== Records provided ==
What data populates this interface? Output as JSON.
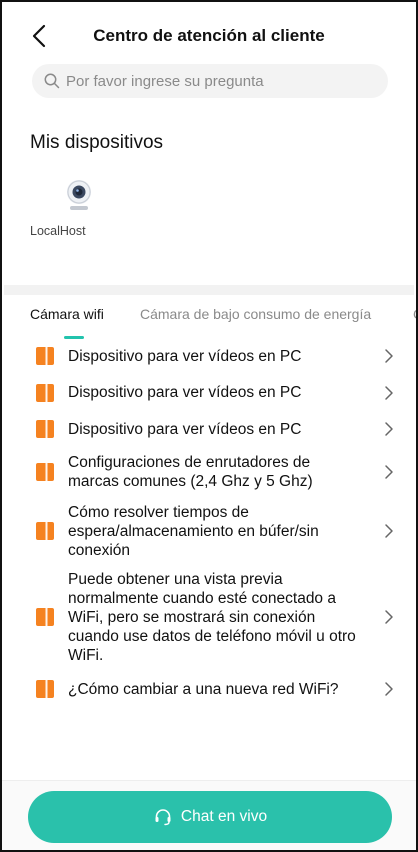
{
  "header": {
    "title": "Centro de atención al cliente",
    "back_icon": "chevron-left-icon"
  },
  "search": {
    "placeholder": "Por favor ingrese su pregunta",
    "icon": "search-icon"
  },
  "devices_section": {
    "title": "Mis dispositivos",
    "devices": [
      {
        "name": "LocalHost",
        "icon": "webcam-icon"
      }
    ]
  },
  "tabs": [
    {
      "label": "Cámara wifi",
      "active": true
    },
    {
      "label": "Cámara de bajo consumo de energía",
      "active": false
    },
    {
      "label": "C",
      "active": false
    }
  ],
  "faq": [
    {
      "text": "Dispositivo para ver vídeos en PC"
    },
    {
      "text": "Dispositivo para ver vídeos en PC"
    },
    {
      "text": "Dispositivo para ver vídeos en PC"
    },
    {
      "text": "Configuraciones de enrutadores de marcas comunes (2,4 Ghz y 5 Ghz)"
    },
    {
      "text": "Cómo resolver tiempos de espera/almacenamiento en búfer/sin conexión"
    },
    {
      "text": "Puede obtener una vista previa normalmente cuando esté conectado a WiFi, pero se mostrará sin conexión cuando use datos de teléfono móvil u otro WiFi."
    },
    {
      "text": "¿Cómo cambiar a una nueva red WiFi?"
    }
  ],
  "chat": {
    "label": "Chat en vivo",
    "icon": "headset-icon"
  },
  "colors": {
    "accent": "#2ac1ab",
    "doc_icon": "#f58220"
  }
}
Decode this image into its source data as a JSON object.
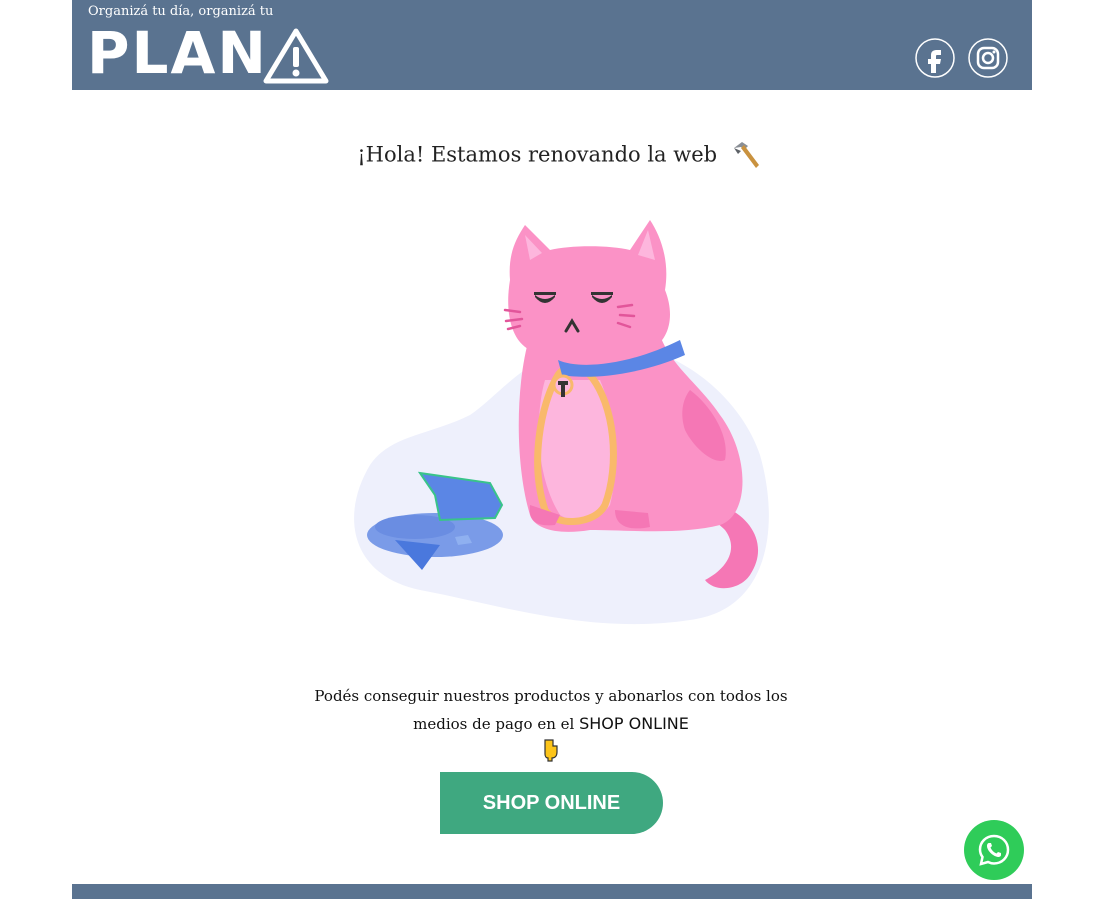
{
  "header": {
    "tagline": "Organizá tu día, organizá tu",
    "logo_text": "PLAN",
    "logo_icon": "warning-triangle-icon",
    "social": [
      {
        "name": "facebook-icon"
      },
      {
        "name": "instagram-icon"
      }
    ]
  },
  "main": {
    "headline": "¡Hola! Estamos renovando la web",
    "headline_icon": "hammer-icon",
    "illustration": "sad-cat-broken-vase-illustration",
    "description_part1": "Podés conseguir nuestros productos y abonarlos con todos los medios de pago en el",
    "description_link": "SHOP ONLINE",
    "pointer_icon": "pointing-down-hand-icon",
    "shop_button_label": "SHOP ONLINE"
  },
  "floating": {
    "whatsapp_icon": "whatsapp-icon"
  },
  "colors": {
    "header_bg": "#5a7390",
    "button_green": "#3fa880",
    "whatsapp_green": "#2fcc59",
    "cat_pink": "#fb92c6",
    "collar_blue": "#5b86e5"
  }
}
===
**Required task**:
Extract the full listing exactly, with the pictures left out.

**Solution for this problem**:
What data populates this interface? Output as JSON.
{
  "header": {
    "title": "Centro de atención al cliente",
    "back_icon": "chevron-left-icon"
  },
  "search": {
    "placeholder": "Por favor ingrese su pregunta",
    "icon": "search-icon"
  },
  "devices_section": {
    "title": "Mis dispositivos",
    "devices": [
      {
        "name": "LocalHost",
        "icon": "webcam-icon"
      }
    ]
  },
  "tabs": [
    {
      "label": "Cámara wifi",
      "active": true
    },
    {
      "label": "Cámara de bajo consumo de energía",
      "active": false
    },
    {
      "label": "C",
      "active": false
    }
  ],
  "faq": [
    {
      "text": "Dispositivo para ver vídeos en PC"
    },
    {
      "text": "Dispositivo para ver vídeos en PC"
    },
    {
      "text": "Dispositivo para ver vídeos en PC"
    },
    {
      "text": "Configuraciones de enrutadores de marcas comunes (2,4 Ghz y 5 Ghz)"
    },
    {
      "text": "Cómo resolver tiempos de espera/almacenamiento en búfer/sin conexión"
    },
    {
      "text": "Puede obtener una vista previa normalmente cuando esté conectado a WiFi, pero se mostrará sin conexión cuando use datos de teléfono móvil u otro WiFi."
    },
    {
      "text": "¿Cómo cambiar a una nueva red WiFi?"
    }
  ],
  "chat": {
    "label": "Chat en vivo",
    "icon": "headset-icon"
  },
  "colors": {
    "accent": "#2ac1ab",
    "doc_icon": "#f58220"
  }
}
Decode this image into its source data as a JSON object.
{
  "header": {
    "tagline": "Organizá tu día, organizá tu",
    "logo_text": "PLAN",
    "logo_icon": "warning-triangle-icon",
    "social": [
      {
        "name": "facebook-icon"
      },
      {
        "name": "instagram-icon"
      }
    ]
  },
  "main": {
    "headline": "¡Hola! Estamos renovando la web",
    "headline_icon": "hammer-icon",
    "illustration": "sad-cat-broken-vase-illustration",
    "description_part1": "Podés conseguir nuestros productos y abonarlos con todos los medios de pago en el",
    "description_link": "SHOP ONLINE",
    "pointer_icon": "pointing-down-hand-icon",
    "shop_button_label": "SHOP ONLINE"
  },
  "floating": {
    "whatsapp_icon": "whatsapp-icon"
  },
  "colors": {
    "header_bg": "#5a7390",
    "button_green": "#3fa880",
    "whatsapp_green": "#2fcc59",
    "cat_pink": "#fb92c6",
    "collar_blue": "#5b86e5"
  }
}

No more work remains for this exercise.